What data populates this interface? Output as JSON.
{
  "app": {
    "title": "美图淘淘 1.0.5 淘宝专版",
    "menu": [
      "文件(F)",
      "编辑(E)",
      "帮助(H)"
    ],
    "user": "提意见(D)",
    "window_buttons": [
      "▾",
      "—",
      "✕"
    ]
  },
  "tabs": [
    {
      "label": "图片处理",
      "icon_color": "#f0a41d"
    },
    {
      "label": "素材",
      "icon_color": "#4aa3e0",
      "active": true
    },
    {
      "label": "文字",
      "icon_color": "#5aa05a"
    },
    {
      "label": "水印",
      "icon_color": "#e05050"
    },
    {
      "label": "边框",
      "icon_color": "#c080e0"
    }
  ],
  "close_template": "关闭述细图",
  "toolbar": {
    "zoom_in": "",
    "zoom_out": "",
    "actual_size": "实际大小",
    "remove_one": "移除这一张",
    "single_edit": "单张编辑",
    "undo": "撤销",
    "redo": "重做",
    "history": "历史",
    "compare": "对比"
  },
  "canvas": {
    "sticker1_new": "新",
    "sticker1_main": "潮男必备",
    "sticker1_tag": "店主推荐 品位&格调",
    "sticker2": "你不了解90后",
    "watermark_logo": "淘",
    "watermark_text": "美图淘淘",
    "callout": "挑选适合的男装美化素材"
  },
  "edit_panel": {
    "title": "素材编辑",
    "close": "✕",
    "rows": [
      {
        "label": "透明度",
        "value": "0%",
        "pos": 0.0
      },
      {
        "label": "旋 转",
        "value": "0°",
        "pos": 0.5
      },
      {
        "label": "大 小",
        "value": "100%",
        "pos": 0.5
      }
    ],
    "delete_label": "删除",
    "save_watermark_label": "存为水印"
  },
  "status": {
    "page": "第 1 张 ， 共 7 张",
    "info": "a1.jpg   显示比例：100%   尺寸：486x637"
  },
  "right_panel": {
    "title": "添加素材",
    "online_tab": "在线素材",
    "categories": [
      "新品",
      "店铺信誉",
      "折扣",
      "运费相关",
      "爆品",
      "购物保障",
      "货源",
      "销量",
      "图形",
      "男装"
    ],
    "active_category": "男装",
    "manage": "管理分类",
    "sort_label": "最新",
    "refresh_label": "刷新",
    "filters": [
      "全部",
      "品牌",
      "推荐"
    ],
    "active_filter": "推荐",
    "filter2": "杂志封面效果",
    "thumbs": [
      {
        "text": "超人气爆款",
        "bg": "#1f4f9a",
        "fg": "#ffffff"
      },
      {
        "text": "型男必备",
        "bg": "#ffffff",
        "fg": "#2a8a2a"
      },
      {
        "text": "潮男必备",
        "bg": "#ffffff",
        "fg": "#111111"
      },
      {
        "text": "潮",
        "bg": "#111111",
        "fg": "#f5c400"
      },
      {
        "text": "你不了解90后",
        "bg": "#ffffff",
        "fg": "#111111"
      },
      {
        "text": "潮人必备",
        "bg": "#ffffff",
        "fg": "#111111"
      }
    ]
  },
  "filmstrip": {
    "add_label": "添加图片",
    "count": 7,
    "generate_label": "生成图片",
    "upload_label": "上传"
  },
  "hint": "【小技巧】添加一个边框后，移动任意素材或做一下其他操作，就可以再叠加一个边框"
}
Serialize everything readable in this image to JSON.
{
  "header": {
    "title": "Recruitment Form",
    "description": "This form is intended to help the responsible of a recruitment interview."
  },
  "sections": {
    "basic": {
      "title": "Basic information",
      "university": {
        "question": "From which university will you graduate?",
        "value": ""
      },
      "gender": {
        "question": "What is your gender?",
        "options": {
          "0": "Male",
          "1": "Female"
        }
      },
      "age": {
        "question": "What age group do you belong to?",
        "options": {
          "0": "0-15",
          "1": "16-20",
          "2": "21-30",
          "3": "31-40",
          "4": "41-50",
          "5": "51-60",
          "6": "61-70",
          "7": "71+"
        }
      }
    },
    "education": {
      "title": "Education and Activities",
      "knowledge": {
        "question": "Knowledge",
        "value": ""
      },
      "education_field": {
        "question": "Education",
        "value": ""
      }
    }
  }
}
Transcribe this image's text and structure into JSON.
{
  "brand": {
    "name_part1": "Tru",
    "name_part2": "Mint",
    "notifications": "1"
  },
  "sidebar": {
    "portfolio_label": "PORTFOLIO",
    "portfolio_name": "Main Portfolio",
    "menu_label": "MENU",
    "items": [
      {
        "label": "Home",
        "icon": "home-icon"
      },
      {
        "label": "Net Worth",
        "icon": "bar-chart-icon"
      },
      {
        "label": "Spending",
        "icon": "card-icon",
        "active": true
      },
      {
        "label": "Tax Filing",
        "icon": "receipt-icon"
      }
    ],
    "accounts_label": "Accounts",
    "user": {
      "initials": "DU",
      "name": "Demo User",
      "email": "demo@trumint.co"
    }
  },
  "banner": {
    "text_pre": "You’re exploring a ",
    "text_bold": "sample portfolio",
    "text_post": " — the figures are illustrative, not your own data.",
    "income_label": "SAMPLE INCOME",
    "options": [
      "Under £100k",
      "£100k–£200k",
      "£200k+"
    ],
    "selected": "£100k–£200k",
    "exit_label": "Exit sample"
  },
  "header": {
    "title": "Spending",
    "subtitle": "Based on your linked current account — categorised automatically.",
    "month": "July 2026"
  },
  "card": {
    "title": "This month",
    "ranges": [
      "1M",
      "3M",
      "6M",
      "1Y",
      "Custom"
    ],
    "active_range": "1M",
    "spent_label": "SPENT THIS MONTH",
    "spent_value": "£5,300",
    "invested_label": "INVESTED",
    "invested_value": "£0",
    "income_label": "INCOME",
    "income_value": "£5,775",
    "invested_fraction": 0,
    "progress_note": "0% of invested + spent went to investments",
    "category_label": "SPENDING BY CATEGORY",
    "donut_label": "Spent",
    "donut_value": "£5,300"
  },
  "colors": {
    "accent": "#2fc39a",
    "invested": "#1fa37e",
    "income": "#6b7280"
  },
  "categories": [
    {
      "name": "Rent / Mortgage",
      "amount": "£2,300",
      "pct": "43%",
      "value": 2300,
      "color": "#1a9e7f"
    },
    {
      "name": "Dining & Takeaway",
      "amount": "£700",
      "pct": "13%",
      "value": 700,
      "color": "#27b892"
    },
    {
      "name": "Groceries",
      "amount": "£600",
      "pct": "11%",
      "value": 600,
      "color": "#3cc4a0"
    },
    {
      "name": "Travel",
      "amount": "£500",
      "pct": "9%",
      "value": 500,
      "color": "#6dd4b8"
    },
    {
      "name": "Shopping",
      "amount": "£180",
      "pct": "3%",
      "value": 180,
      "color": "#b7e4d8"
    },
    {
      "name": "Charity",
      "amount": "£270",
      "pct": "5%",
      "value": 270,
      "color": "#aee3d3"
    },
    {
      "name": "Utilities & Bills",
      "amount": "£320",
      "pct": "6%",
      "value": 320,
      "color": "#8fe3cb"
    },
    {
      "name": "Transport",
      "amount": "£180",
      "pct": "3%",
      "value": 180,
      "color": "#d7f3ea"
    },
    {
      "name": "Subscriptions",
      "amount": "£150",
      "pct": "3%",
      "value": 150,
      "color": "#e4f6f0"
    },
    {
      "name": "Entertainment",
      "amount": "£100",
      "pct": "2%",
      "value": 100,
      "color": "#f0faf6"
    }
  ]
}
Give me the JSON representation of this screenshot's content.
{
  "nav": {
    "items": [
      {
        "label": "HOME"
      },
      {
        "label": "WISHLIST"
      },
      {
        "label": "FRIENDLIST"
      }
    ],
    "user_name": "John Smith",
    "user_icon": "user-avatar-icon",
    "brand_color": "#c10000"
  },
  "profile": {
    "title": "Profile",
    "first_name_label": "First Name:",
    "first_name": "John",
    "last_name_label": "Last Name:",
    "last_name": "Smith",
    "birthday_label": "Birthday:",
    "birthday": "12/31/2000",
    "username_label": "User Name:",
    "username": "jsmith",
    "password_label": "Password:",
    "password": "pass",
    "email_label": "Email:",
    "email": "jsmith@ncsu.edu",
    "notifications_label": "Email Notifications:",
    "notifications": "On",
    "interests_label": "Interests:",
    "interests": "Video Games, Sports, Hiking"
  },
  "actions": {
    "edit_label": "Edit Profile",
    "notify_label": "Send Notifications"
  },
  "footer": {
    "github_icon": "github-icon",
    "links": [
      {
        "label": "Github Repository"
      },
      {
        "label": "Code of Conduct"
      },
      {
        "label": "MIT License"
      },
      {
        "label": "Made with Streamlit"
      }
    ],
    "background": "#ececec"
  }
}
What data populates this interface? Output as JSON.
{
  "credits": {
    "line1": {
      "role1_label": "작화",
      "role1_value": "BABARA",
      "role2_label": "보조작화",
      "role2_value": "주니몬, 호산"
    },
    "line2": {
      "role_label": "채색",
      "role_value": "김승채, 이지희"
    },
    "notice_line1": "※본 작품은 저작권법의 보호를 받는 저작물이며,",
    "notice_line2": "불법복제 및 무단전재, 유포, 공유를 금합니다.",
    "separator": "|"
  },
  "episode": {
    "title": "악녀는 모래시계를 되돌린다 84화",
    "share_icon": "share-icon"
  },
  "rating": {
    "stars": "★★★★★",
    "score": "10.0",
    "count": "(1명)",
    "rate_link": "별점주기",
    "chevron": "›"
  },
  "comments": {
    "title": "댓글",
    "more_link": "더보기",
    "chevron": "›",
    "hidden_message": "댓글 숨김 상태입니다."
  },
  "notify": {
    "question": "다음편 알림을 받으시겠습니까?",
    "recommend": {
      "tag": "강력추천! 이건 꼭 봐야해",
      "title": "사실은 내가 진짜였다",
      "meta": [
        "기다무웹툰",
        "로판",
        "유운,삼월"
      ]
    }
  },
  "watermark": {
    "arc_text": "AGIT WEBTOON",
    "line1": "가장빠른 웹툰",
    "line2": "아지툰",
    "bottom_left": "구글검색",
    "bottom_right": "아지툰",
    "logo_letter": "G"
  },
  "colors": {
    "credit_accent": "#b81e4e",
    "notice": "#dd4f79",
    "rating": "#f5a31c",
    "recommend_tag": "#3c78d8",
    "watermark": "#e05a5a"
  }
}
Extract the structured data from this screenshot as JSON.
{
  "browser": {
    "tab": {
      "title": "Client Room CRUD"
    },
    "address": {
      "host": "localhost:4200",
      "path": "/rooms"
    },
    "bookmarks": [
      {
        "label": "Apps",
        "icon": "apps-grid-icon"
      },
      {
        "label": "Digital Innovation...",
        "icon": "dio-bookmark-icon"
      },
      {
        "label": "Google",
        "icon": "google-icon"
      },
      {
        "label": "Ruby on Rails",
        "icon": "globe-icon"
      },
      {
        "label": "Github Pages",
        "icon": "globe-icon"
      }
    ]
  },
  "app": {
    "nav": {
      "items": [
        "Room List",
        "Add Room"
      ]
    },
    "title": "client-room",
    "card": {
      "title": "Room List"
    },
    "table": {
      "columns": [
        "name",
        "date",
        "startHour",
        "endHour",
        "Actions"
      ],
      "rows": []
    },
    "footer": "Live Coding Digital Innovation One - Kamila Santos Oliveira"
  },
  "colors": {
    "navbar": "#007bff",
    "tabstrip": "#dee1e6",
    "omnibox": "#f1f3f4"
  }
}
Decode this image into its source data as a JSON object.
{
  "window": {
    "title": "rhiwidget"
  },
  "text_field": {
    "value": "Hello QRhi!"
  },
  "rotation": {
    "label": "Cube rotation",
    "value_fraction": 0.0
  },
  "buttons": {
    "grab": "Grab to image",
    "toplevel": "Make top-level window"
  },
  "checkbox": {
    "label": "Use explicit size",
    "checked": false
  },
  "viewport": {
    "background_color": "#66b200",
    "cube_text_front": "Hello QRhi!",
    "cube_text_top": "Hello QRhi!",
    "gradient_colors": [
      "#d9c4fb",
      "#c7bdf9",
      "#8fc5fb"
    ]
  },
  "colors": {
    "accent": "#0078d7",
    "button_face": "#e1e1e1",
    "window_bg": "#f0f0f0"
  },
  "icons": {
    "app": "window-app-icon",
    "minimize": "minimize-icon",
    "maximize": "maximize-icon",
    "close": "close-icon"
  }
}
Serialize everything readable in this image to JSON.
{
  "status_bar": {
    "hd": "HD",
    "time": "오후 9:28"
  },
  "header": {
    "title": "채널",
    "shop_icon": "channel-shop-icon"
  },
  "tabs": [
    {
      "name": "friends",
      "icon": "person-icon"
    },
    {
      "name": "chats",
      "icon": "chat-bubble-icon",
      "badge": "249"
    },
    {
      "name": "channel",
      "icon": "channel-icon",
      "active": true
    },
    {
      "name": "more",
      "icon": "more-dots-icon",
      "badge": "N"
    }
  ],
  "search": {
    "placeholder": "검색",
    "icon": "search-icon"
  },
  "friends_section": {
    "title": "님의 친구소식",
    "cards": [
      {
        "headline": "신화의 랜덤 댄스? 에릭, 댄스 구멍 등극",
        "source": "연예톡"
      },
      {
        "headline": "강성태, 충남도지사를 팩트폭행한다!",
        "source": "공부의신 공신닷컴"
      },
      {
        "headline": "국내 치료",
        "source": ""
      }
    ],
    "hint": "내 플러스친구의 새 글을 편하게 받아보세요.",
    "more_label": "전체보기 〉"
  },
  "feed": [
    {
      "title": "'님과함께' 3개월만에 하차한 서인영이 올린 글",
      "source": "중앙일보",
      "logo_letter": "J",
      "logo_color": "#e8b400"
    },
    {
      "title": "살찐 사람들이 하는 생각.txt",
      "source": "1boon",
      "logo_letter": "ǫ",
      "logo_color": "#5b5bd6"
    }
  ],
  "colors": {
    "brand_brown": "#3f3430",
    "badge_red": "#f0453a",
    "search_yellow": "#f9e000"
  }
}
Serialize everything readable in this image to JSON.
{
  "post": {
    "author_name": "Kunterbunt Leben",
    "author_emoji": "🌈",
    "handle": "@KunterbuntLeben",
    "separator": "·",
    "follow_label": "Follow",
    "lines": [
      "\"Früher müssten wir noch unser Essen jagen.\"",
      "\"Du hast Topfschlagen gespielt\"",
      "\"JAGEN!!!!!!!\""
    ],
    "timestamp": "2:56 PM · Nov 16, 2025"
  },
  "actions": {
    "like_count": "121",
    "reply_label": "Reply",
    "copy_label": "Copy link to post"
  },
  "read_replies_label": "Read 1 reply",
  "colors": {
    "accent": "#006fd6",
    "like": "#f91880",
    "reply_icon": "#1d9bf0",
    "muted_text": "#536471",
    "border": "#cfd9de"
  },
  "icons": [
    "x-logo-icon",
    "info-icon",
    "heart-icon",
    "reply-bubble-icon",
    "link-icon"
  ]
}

==================================================

◆ **Problem description**: Copy out every line of the listing that contains the string "What".

◆ **Full solution**:
What data populates this interface? Output as JSON.
        "question": "What is your gender?",
        "question": "What age group do you belong to?",
What data populates this interface? Output as JSON.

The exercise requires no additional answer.